- [EXTRAIT FOURNI]:

Or pourquoi encore le merveilleux ou le surnaturel fait-il partie essentielle et nécessaire du poëme épique? Nous allons essayer de le dire en quelques lignes, et ici nous serons obligé d'entrer un moment dans la métaphysique. Nous vous en demandons mille fois pardon; mais tranquillisez-vous; notre métaphysique n'empruntera point ces termes d'école et de pédagogie qui ne servent qu'à cacher le vide des idées sous le prestige des mots, et à obscurcir ce qu'il faut éclaircir; notre métaphysique n'est que du bon sens exprimé en langue vulgaire. Vous nous accuserez peut-être de vous porter un peu plus haut que terre, mais ce qui s'élève dans le ciel n'est-il pas aussi clair que ce qui rampe?
Voici donc notre réponse à cette question: Pourquoi le merveilleux ou le surnaturel fait-il partie essentielle du poëme épique?
III
Nous avons dit tout à l'heure: Le poëme épique, c'est le monde.

- [CONSIGNES]:
**A)** Pour chacune des affirmations suivantes, indiquez par oui ou par non si elle concorde avec l'extrait sur le poème épique, en citant textuellement les mots qui en décident : (i) les auteurs emploieront des termes d'école pour exposer leur métaphysique ; (ii) leur métaphysique n'est que du bon sens exprimé en langue vulgaire ; (iii) ils ont affirmé que le poème épique est le monde.
**B)** D'après l'extrait sur le poème épique, à quoi servent les termes d'école et de pédagogie ?
**C)** Reprenez l'extrait sur le poème épique à la suite de sa dernière phrase.

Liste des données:
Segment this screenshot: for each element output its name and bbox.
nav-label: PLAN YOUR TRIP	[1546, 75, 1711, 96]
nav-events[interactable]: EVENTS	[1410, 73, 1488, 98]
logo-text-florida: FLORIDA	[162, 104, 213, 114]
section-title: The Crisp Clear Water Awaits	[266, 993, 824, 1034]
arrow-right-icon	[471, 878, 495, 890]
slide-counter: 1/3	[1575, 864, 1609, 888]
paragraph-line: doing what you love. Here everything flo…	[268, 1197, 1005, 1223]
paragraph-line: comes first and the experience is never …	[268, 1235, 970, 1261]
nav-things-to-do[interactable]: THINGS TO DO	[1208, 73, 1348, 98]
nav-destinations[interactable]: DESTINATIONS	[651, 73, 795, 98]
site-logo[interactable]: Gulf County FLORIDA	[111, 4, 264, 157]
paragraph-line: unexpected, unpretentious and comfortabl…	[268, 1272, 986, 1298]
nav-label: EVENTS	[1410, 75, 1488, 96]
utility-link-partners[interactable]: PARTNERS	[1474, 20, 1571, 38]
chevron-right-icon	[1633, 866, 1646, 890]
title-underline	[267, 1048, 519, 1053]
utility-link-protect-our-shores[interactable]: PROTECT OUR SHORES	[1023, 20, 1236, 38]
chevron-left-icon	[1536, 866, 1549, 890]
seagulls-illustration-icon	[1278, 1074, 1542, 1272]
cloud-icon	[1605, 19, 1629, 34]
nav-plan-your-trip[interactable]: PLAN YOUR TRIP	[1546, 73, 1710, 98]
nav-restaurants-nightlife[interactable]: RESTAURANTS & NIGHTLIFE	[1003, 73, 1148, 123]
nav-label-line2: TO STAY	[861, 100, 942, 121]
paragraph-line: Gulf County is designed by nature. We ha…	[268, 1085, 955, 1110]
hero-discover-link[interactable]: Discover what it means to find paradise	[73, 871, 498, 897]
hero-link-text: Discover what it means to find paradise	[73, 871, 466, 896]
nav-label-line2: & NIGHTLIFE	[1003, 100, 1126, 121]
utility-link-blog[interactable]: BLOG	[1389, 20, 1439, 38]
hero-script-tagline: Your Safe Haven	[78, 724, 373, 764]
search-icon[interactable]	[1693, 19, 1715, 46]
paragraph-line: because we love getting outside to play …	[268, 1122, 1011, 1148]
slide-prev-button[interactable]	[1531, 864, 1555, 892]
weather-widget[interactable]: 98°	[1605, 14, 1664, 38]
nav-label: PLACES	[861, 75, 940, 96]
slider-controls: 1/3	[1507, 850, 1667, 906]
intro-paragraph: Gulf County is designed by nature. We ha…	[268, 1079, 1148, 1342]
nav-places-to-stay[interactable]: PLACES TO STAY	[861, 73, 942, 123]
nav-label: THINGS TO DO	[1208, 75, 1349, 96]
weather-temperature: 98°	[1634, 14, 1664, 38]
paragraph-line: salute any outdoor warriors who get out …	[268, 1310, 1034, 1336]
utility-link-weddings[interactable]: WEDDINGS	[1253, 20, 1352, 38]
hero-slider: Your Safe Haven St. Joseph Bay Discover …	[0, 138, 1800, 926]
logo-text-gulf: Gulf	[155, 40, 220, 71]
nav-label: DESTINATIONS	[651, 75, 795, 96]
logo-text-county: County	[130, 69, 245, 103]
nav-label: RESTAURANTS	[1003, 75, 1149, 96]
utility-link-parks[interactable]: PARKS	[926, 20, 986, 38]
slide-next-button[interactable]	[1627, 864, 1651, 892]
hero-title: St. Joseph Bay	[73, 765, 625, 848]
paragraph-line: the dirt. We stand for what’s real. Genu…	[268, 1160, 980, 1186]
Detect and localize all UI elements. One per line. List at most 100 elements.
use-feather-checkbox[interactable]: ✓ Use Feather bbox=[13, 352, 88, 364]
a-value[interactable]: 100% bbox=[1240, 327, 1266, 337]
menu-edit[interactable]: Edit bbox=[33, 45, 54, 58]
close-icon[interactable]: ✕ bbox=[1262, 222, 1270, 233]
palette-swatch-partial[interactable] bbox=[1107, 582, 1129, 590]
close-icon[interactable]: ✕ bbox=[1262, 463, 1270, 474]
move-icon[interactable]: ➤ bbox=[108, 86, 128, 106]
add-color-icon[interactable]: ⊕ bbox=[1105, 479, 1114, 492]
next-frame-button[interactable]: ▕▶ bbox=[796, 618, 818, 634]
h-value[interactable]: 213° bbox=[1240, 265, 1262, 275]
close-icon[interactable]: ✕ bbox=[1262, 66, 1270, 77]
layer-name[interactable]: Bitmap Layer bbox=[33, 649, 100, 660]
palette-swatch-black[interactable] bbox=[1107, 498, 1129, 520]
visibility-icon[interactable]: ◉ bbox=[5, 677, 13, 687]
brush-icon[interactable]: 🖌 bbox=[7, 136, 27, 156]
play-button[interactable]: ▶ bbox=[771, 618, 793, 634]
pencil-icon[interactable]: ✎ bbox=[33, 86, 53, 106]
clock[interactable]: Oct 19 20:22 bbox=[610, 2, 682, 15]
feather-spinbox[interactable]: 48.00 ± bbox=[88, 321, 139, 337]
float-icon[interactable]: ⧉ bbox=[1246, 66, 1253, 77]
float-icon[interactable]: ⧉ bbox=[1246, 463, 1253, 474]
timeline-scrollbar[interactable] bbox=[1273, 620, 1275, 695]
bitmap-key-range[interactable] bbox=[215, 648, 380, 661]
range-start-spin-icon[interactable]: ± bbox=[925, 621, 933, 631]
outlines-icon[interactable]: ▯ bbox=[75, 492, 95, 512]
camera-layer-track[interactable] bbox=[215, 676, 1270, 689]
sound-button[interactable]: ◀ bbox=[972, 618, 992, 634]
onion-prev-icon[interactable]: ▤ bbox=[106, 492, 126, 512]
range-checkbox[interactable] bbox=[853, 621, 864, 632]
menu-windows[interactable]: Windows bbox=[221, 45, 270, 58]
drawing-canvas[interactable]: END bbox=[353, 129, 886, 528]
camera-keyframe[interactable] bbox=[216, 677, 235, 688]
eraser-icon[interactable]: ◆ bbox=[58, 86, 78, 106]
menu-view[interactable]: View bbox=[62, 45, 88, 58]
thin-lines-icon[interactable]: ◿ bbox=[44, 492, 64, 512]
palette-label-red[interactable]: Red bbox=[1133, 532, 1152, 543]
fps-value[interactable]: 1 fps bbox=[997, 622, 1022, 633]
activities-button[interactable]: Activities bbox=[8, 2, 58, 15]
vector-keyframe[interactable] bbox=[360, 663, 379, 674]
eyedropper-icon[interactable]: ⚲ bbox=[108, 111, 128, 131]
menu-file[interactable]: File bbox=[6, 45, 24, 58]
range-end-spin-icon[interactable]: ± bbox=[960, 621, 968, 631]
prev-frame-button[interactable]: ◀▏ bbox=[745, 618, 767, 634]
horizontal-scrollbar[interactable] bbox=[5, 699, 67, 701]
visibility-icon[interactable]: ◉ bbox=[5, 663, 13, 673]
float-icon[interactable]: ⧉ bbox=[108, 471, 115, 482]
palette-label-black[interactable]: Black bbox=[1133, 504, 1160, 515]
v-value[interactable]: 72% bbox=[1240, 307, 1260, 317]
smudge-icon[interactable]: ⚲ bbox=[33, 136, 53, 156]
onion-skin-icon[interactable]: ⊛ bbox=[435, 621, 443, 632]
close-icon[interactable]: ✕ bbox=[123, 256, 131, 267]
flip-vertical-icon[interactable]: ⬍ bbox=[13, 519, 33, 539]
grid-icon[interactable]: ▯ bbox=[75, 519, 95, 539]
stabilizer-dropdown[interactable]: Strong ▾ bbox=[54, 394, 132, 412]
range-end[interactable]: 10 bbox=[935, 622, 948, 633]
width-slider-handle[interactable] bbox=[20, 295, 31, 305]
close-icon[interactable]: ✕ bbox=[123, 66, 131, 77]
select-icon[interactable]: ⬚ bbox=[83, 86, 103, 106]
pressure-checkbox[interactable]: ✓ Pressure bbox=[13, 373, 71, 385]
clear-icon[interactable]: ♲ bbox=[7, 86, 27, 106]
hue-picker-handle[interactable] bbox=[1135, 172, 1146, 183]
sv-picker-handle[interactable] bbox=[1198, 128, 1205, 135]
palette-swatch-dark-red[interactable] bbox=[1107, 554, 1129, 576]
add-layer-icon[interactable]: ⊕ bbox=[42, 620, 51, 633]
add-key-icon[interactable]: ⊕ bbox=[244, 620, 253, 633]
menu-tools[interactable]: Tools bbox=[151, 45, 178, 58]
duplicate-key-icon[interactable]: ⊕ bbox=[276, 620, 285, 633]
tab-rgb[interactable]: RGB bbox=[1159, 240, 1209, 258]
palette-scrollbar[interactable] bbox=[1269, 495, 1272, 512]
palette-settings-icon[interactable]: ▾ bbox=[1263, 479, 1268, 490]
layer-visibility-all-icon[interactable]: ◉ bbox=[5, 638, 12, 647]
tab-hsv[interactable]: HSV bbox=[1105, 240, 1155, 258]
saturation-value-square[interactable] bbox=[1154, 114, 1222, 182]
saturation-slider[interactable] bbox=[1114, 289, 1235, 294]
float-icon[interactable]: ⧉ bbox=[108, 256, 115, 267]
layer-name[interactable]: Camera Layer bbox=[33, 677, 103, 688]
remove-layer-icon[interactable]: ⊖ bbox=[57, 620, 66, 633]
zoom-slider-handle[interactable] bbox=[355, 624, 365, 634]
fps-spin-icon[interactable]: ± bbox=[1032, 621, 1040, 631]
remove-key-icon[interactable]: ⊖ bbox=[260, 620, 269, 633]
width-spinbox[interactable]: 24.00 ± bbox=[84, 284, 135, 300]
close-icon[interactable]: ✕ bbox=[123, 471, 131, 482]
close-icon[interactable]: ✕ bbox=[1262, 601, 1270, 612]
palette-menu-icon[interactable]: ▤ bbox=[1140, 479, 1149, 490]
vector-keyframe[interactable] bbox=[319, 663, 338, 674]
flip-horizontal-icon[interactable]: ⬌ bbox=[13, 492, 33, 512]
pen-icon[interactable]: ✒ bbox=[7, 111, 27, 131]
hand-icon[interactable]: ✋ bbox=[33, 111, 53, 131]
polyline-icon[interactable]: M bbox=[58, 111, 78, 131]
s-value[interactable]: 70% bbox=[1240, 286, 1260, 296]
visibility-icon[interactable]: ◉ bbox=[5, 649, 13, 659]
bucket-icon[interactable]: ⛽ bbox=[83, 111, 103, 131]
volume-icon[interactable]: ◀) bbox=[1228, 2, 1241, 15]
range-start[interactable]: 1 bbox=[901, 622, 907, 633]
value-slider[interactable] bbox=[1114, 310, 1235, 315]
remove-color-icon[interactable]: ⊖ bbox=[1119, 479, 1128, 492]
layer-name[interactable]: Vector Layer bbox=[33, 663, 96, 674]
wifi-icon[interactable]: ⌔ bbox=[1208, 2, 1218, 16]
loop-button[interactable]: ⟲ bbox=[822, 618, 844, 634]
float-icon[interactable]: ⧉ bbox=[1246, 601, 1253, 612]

- [CORRIGÉ DE L'EXERCICE]:
**A)**
(i) Non : « notre métaphysique n'empruntera point ces termes d'école et de pédagogie ».
(ii) Oui : « notre métaphysique n'est que du bon sens exprimé en langue vulgaire ».
(iii) Oui : « Le poëme épique, c'est le monde. »

**B)** Ils servent à cacher le vide des idées sous le prestige des mots et à obscurcir ce qu'il faut éclaircir.

**C)**
Or le monde est double, ou plutôt il y a dans le monde deux mondes: le monde qu'on voit, et le monde invisible; l'un est aussi certain que l'autre, quoiqu'il ne tombe pas sous les sens, parce qu'il tombe sous le sens des sens, l'INTELLIGENCE!
Que nous dit cet oracle intérieur qu'on nomme l'évidence? Il nous dit:
La matière existe. Nous la voyons, nous la palpons, nous la foulons sous nos pieds sous forme de terre, nous la contemplons sur nos têtes sous forme d'air, de lumière, de feu, d'astres, de firmament. Ou il faut nier tous nos sens et nous suicider mentalement nous-même, ou il faut confesser que la matière existe.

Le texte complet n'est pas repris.